Reproduce the material below line for line without any changes, and leave out the pictures.

*** MATERIALS PROVIDED

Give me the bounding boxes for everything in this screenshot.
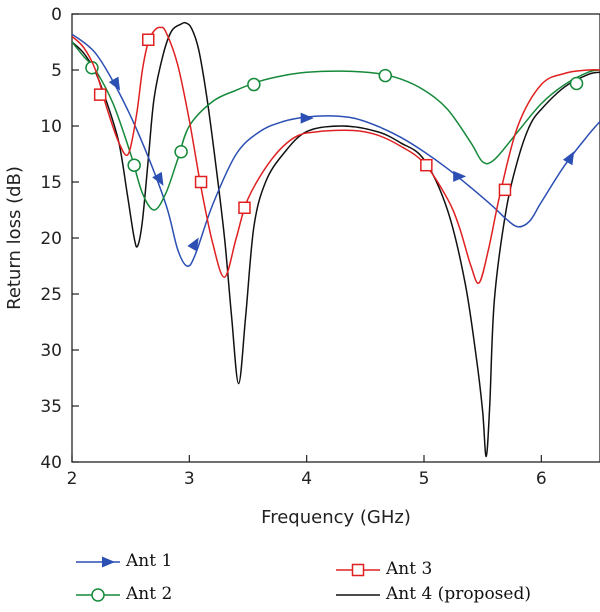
series-2-marker [174, 145, 188, 159]
series-2-marker [378, 68, 393, 83]
legend-label: Ant 1 [125, 551, 172, 571]
y-tick-label: 25 [40, 285, 62, 305]
series-line-1 [72, 33, 600, 267]
y-tick-label: 10 [40, 117, 62, 137]
series-1-marker [453, 170, 467, 182]
x-tick-label: 5 [419, 469, 430, 489]
series-2 [72, 41, 600, 211]
legend-item-4: Ant 4 (proposed) [336, 584, 531, 604]
legend-marker [102, 556, 115, 568]
series-3-marker [142, 33, 155, 47]
series-2-marker [569, 76, 584, 91]
series-3-marker [194, 175, 208, 189]
legend-item-3: Ant 3 [336, 559, 432, 579]
series-3 [72, 26, 600, 285]
legend-label: Ant 2 [125, 584, 172, 604]
y-tick-label: 35 [40, 397, 62, 417]
series-1-marker [108, 76, 121, 91]
series-4 [72, 21, 600, 458]
y-tick-label: 40 [40, 453, 62, 473]
legend-marker [91, 588, 105, 602]
y-tick-label: 0 [51, 5, 62, 25]
y-tick-label: 15 [40, 173, 62, 193]
y-axis-label: Return loss (dB) [4, 166, 25, 310]
series-1-marker [562, 151, 575, 166]
series-3-marker [93, 88, 107, 101]
x-tick-label: 3 [184, 469, 195, 489]
series-1-marker [187, 237, 199, 252]
series-3-marker [238, 201, 251, 215]
series-2-marker [127, 158, 141, 172]
legend: Ant 1 Ant 2 Ant 3 Ant 4 (proposed) [76, 551, 531, 604]
series-line-3 [72, 26, 600, 285]
series-3-marker [420, 158, 433, 172]
series-1-marker [300, 112, 314, 124]
x-axis-label: Frequency (GHz) [261, 507, 411, 528]
y-tick-label: 30 [40, 341, 62, 361]
legend-item-2: Ant 2 [76, 584, 172, 604]
legend-label: Ant 4 (proposed) [385, 584, 531, 604]
series-line-4 [72, 21, 600, 458]
series-1-marker [152, 171, 164, 186]
series-1 [72, 33, 600, 267]
series-2-marker [247, 77, 261, 92]
series-3-marker [498, 183, 512, 197]
x-tick-label: 4 [301, 469, 312, 489]
legend-label: Ant 3 [385, 559, 432, 579]
x-tick-label: 6 [536, 469, 547, 489]
series-line-2 [72, 41, 600, 211]
x-tick-label: 2 [67, 469, 78, 489]
legend-item-1: Ant 1 [76, 551, 172, 571]
legend-marker [351, 563, 365, 577]
y-tick-label: 5 [51, 61, 62, 81]
plot-area [71, 13, 600, 463]
y-tick-label: 20 [40, 229, 62, 249]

******

• _OUTPUT OF THE EXERCISE_:
Give me the bounding boxes for everything in this screenshot.
series-2-marker [174, 145, 188, 159]
series-2-marker [378, 68, 393, 83]
legend-label: Ant 1 [125, 551, 172, 571]
y-tick-label: 25 [40, 285, 62, 305]
series-line-1 [72, 33, 600, 267]
y-tick-label: 10 [40, 117, 62, 137]
series-1-marker [453, 170, 467, 182]
x-tick-label: 5 [419, 469, 430, 489]
series-2 [72, 41, 600, 211]
legend-item-4: Ant 4 (proposed) [336, 584, 531, 604]
legend-marker [102, 556, 115, 568]
series-3-marker [142, 33, 155, 47]
series-2-marker [569, 76, 584, 91]
series-3-marker [194, 175, 208, 189]
legend-item-3: Ant 3 [336, 559, 432, 579]
series-3 [72, 26, 600, 285]
legend-label: Ant 2 [125, 584, 172, 604]
y-tick-label: 35 [40, 397, 62, 417]
series-1-marker [108, 76, 121, 91]
series-4 [72, 21, 600, 458]
y-tick-label: 40 [40, 453, 62, 473]
legend-marker [91, 588, 105, 602]
y-tick-label: 0 [51, 5, 62, 25]
y-tick-label: 15 [40, 173, 62, 193]
y-axis-label: Return loss (dB) [4, 166, 25, 310]
series-1-marker [562, 151, 575, 166]
series-3-marker [93, 88, 107, 101]
x-tick-label: 3 [184, 469, 195, 489]
series-1-marker [187, 237, 199, 252]
series-3-marker [238, 201, 251, 215]
series-2-marker [127, 158, 141, 172]
legend: Ant 1 Ant 2 Ant 3 Ant 4 (proposed) [76, 551, 531, 604]
series-line-3 [72, 26, 600, 285]
series-3-marker [420, 158, 433, 172]
series-1-marker [300, 112, 314, 124]
x-axis-label: Frequency (GHz) [261, 507, 411, 528]
y-tick-label: 30 [40, 341, 62, 361]
legend-item-2: Ant 2 [76, 584, 172, 604]
legend-label: Ant 4 (proposed) [385, 584, 531, 604]
series-line-4 [72, 21, 600, 458]
series-1-marker [152, 171, 164, 186]
series-1 [72, 33, 600, 267]
series-2-marker [247, 77, 261, 92]
series-3-marker [498, 183, 512, 197]
x-tick-label: 4 [301, 469, 312, 489]
legend-label: Ant 3 [385, 559, 432, 579]
x-tick-label: 6 [536, 469, 547, 489]
series-line-2 [72, 41, 600, 211]
x-tick-label: 2 [67, 469, 78, 489]
legend-item-1: Ant 1 [76, 551, 172, 571]
legend-marker [351, 563, 365, 577]
y-tick-label: 5 [51, 61, 62, 81]
plot-area [71, 13, 600, 463]
y-tick-label: 20 [40, 229, 62, 249]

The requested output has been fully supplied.